Exercise prompt
In full and without deviation, write out the entries that follow.

[BEGIN Data section]

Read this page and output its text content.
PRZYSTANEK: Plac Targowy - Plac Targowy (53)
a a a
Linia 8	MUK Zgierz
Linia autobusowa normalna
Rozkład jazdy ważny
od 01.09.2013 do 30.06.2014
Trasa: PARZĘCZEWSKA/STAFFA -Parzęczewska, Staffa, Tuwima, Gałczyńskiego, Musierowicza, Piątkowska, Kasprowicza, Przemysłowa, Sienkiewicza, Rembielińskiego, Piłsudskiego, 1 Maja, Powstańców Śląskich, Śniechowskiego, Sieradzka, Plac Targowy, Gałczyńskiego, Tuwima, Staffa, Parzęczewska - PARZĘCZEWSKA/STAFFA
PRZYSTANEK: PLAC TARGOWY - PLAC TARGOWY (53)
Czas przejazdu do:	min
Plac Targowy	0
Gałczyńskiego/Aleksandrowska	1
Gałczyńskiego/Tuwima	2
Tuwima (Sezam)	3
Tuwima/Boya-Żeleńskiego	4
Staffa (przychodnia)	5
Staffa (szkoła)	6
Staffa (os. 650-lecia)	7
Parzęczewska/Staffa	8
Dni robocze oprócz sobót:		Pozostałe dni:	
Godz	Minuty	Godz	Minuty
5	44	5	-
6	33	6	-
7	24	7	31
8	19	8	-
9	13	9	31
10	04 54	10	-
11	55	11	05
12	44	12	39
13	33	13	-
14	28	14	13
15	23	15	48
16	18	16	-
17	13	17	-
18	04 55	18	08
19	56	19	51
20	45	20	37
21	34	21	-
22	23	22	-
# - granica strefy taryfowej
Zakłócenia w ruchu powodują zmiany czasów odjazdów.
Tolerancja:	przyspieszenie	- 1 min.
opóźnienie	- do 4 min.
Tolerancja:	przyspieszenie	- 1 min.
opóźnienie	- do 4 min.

[END Data section]

Full output
Read this page and output its text content.
PRZYSTANEK: Plac Targowy - Plac Targowy (53)
a a a
Linia 8	MUK Zgierz
Linia autobusowa normalna
Rozkład jazdy ważny
od 01.09.2013 do 30.06.2014
Trasa: PARZĘCZEWSKA/STAFFA -Parzęczewska, Staffa, Tuwima, Gałczyńskiego, Musierowicza, Piątkowska, Kasprowicza, Przemysłowa, Sienkiewicza, Rembielińskiego, Piłsudskiego, 1 Maja, Powstańców Śląskich, Śniechowskiego, Sieradzka, Plac Targowy, Gałczyńskiego, Tuwima, Staffa, Parzęczewska - PARZĘCZEWSKA/STAFFA
PRZYSTANEK: PLAC TARGOWY - PLAC TARGOWY (53)
Czas przejazdu do:	min
Plac Targowy	0
Gałczyńskiego/Aleksandrowska	1
Gałczyńskiego/Tuwima	2
Tuwima (Sezam)	3
Tuwima/Boya-Żeleńskiego	4
Staffa (przychodnia)	5
Staffa (szkoła)	6
Staffa (os. 650-lecia)	7
Parzęczewska/Staffa	8
Dni robocze oprócz sobót:		Pozostałe dni:	
Godz	Minuty	Godz	Minuty
5	44	5	-
6	33	6	-
7	24	7	31
8	19	8	-
9	13	9	31
10	04 54	10	-
11	55	11	05
12	44	12	39
13	33	13	-
14	28	14	13
15	23	15	48
16	18	16	-
17	13	17	-
18	04 55	18	08
19	56	19	51
20	45	20	37
21	34	21	-
22	23	22	-
# - granica strefy taryfowej
Zakłócenia w ruchu powodują zmiany czasów odjazdów.
Tolerancja:	przyspieszenie	- 1 min.
opóźnienie	- do 4 min.
Tolerancja:	przyspieszenie	- 1 min.
opóźnienie	- do 4 min.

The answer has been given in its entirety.